**Given problem**
Repeat every record below exactly, but leave out any pictures.

^^^^^^^^^^^^^^^^

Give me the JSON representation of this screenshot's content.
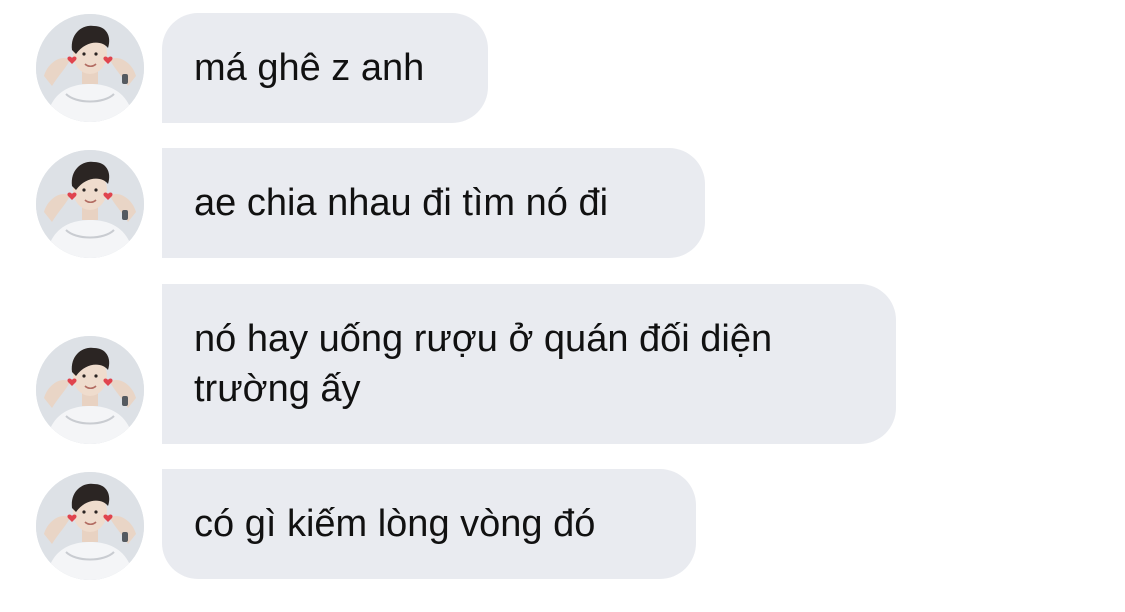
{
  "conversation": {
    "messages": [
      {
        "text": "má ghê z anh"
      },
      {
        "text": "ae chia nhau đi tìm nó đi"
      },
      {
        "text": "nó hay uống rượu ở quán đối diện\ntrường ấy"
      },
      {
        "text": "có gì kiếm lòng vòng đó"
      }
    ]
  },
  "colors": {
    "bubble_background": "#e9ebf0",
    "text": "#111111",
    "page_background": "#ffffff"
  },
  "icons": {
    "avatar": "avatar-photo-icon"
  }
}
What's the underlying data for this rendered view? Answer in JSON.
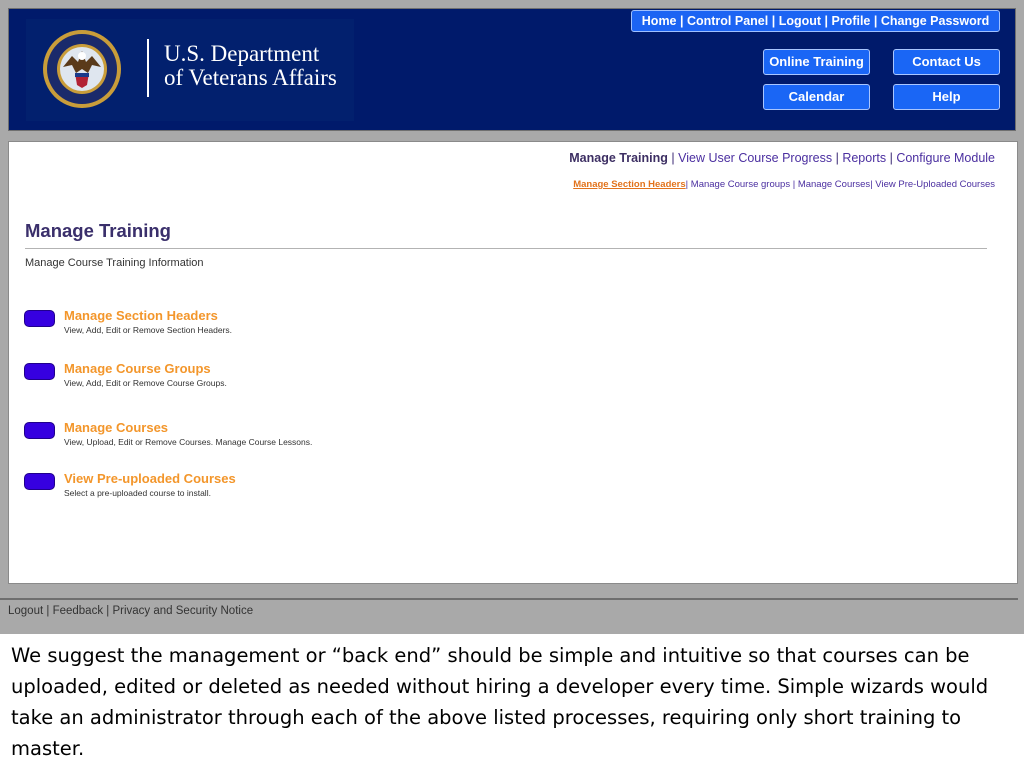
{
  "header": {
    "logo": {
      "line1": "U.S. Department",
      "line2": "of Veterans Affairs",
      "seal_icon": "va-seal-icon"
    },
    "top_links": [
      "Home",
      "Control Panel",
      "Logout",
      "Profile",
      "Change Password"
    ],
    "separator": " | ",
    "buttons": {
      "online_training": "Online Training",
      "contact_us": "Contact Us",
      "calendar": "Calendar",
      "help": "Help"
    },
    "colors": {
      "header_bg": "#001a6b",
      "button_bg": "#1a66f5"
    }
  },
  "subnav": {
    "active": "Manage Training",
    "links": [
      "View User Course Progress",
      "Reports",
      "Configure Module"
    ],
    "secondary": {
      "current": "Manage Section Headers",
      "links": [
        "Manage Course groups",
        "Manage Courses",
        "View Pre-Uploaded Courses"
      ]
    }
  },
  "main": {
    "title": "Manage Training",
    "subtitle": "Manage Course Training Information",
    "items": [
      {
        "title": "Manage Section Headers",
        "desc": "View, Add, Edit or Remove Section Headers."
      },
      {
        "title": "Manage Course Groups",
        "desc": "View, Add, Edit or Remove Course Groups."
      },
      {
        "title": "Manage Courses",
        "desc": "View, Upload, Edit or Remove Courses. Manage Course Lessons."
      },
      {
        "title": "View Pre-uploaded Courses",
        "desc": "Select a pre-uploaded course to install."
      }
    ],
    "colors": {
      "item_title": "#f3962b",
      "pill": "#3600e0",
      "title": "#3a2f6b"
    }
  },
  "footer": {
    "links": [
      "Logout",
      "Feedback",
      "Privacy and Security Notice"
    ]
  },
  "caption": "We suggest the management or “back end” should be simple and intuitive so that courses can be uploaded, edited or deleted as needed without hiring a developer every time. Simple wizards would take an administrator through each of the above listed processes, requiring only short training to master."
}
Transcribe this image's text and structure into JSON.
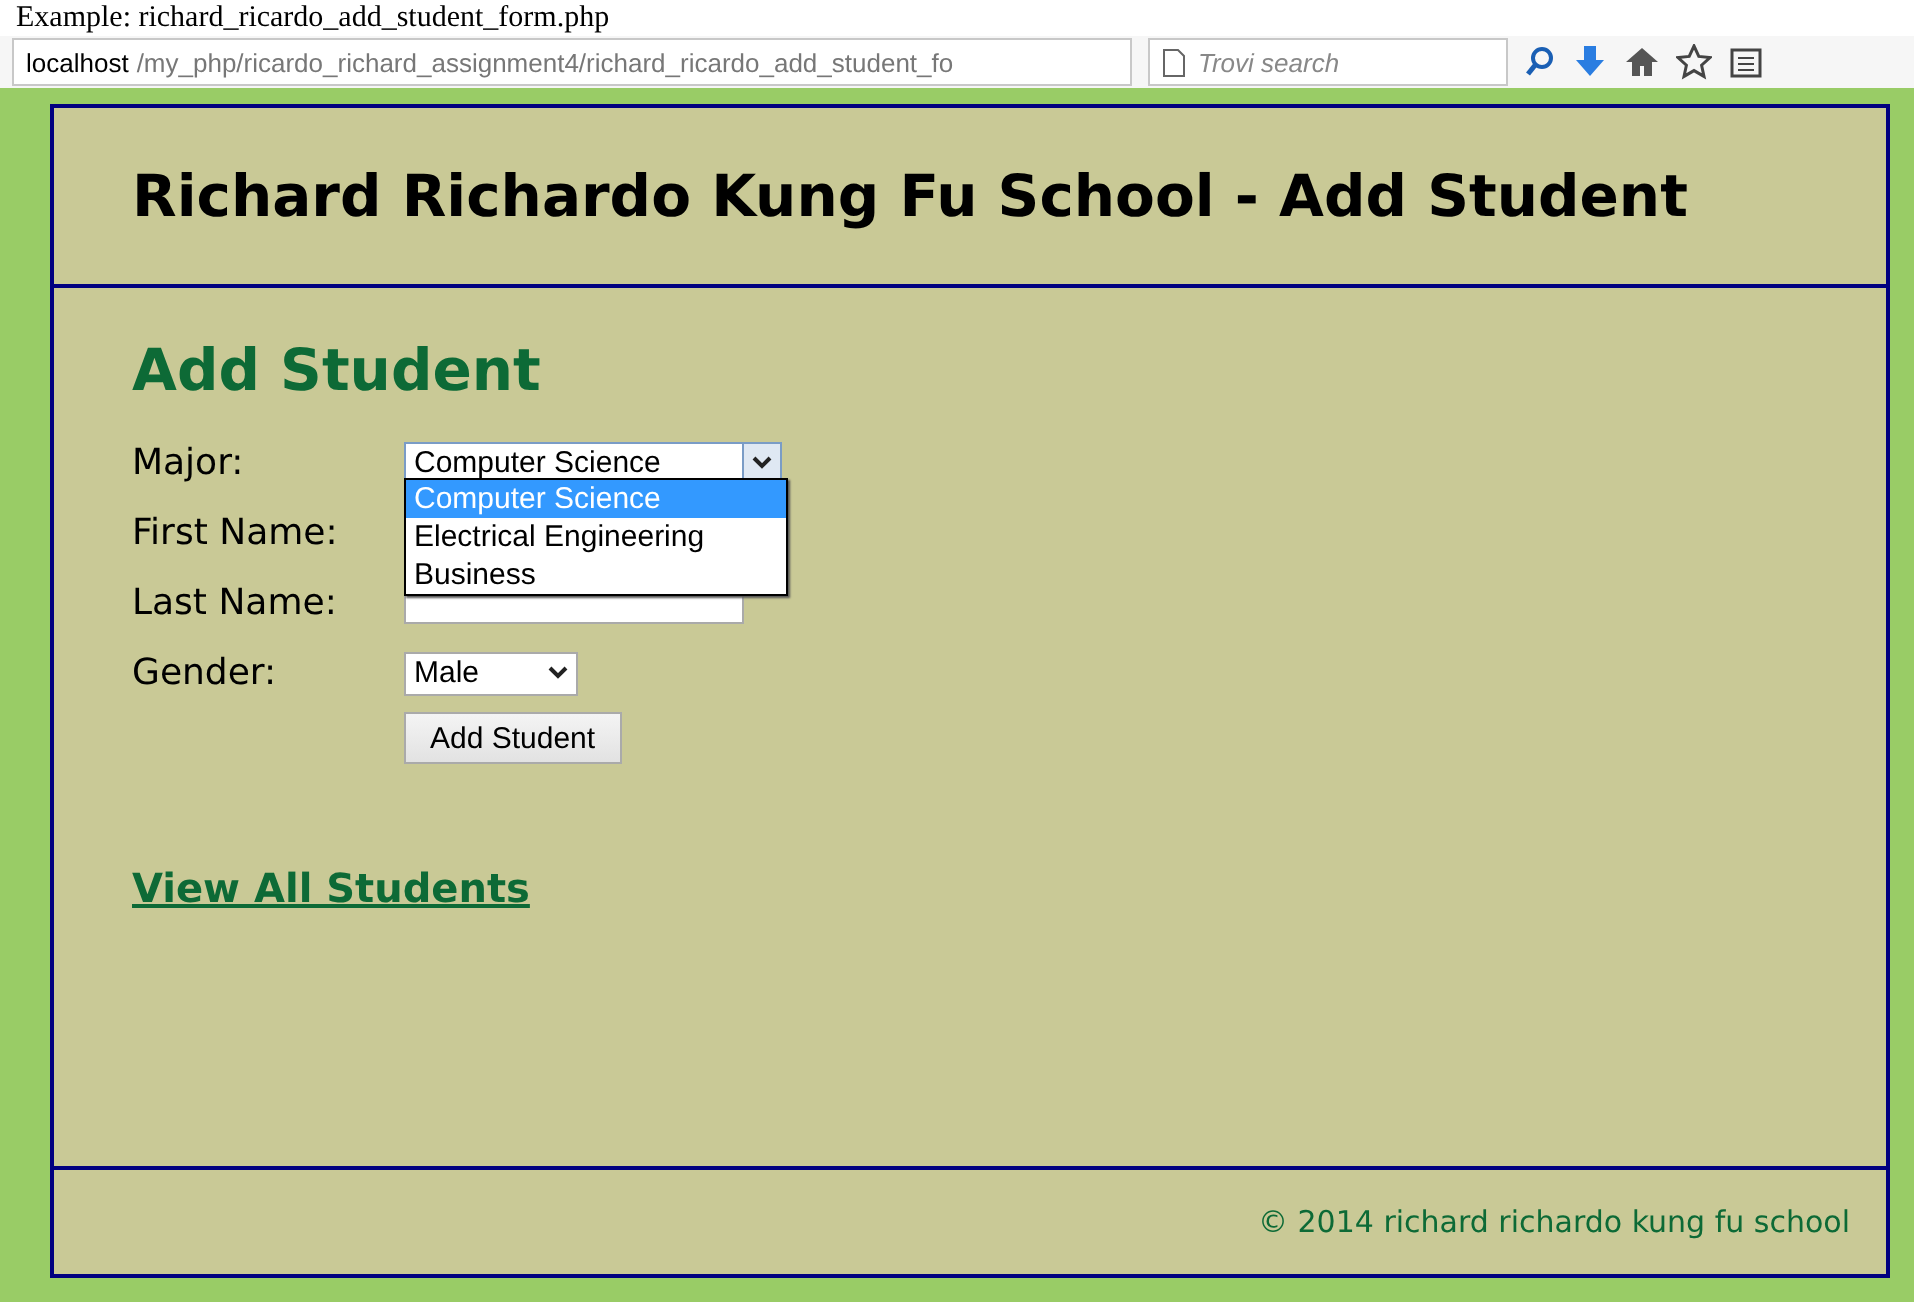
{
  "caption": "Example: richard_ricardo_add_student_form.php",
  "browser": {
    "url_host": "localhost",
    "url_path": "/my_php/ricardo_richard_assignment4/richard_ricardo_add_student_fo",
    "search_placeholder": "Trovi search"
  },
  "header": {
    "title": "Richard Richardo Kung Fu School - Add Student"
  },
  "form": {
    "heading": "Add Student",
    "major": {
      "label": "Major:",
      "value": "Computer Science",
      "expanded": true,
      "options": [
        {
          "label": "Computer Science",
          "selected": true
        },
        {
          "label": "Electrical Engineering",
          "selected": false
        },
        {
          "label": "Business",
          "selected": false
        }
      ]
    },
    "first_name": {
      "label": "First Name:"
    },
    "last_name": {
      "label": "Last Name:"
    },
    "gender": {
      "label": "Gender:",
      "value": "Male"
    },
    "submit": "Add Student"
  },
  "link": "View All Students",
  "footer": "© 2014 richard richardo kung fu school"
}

^^^^^^^^^^^^^^^^

**Output for this exercise**
Give me the JSON representation of this screenshot's content.
{
  "conversation": {
    "messages": [
      {
        "text": "má ghê z anh"
      },
      {
        "text": "ae chia nhau đi tìm nó đi"
      },
      {
        "text": "nó hay uống rượu ở quán đối diện\ntrường ấy"
      },
      {
        "text": "có gì kiếm lòng vòng đó"
      }
    ]
  },
  "colors": {
    "bubble_background": "#e9ebf0",
    "text": "#111111",
    "page_background": "#ffffff"
  },
  "icons": {
    "avatar": "avatar-photo-icon"
  }
}
What's the underlying data for this rendered view? Answer in JSON.
{
  "header": {
    "logo": {
      "line1": "U.S. Department",
      "line2": "of Veterans Affairs",
      "seal_icon": "va-seal-icon"
    },
    "top_links": [
      "Home",
      "Control Panel",
      "Logout",
      "Profile",
      "Change Password"
    ],
    "separator": " | ",
    "buttons": {
      "online_training": "Online Training",
      "contact_us": "Contact Us",
      "calendar": "Calendar",
      "help": "Help"
    },
    "colors": {
      "header_bg": "#001a6b",
      "button_bg": "#1a66f5"
    }
  },
  "subnav": {
    "active": "Manage Training",
    "links": [
      "View User Course Progress",
      "Reports",
      "Configure Module"
    ],
    "secondary": {
      "current": "Manage Section Headers",
      "links": [
        "Manage Course groups",
        "Manage Courses",
        "View Pre-Uploaded Courses"
      ]
    }
  },
  "main": {
    "title": "Manage Training",
    "subtitle": "Manage Course Training Information",
    "items": [
      {
        "title": "Manage Section Headers",
        "desc": "View, Add, Edit or Remove Section Headers."
      },
      {
        "title": "Manage Course Groups",
        "desc": "View, Add, Edit or Remove Course Groups."
      },
      {
        "title": "Manage Courses",
        "desc": "View, Upload, Edit or Remove Courses. Manage Course Lessons."
      },
      {
        "title": "View Pre-uploaded Courses",
        "desc": "Select a pre-uploaded course to install."
      }
    ],
    "colors": {
      "item_title": "#f3962b",
      "pill": "#3600e0",
      "title": "#3a2f6b"
    }
  },
  "footer": {
    "links": [
      "Logout",
      "Feedback",
      "Privacy and Security Notice"
    ]
  },
  "caption": "We suggest the management or “back end” should be simple and intuitive so that courses can be uploaded, edited or deleted as needed without hiring a developer every time. Simple wizards would take an administrator through each of the above listed processes, requiring only short training to master."
}
Transcribe this image's text and structure into JSON.
{
  "caption": "Example: richard_ricardo_add_student_form.php",
  "browser": {
    "url_host": "localhost",
    "url_path": "/my_php/ricardo_richard_assignment4/richard_ricardo_add_student_fo",
    "search_placeholder": "Trovi search"
  },
  "header": {
    "title": "Richard Richardo Kung Fu School - Add Student"
  },
  "form": {
    "heading": "Add Student",
    "major": {
      "label": "Major:",
      "value": "Computer Science",
      "expanded": true,
      "options": [
        {
          "label": "Computer Science",
          "selected": true
        },
        {
          "label": "Electrical Engineering",
          "selected": false
        },
        {
          "label": "Business",
          "selected": false
        }
      ]
    },
    "first_name": {
      "label": "First Name:"
    },
    "last_name": {
      "label": "Last Name:"
    },
    "gender": {
      "label": "Gender:",
      "value": "Male"
    },
    "submit": "Add Student"
  },
  "link": "View All Students",
  "footer": "© 2014 richard richardo kung fu school"
}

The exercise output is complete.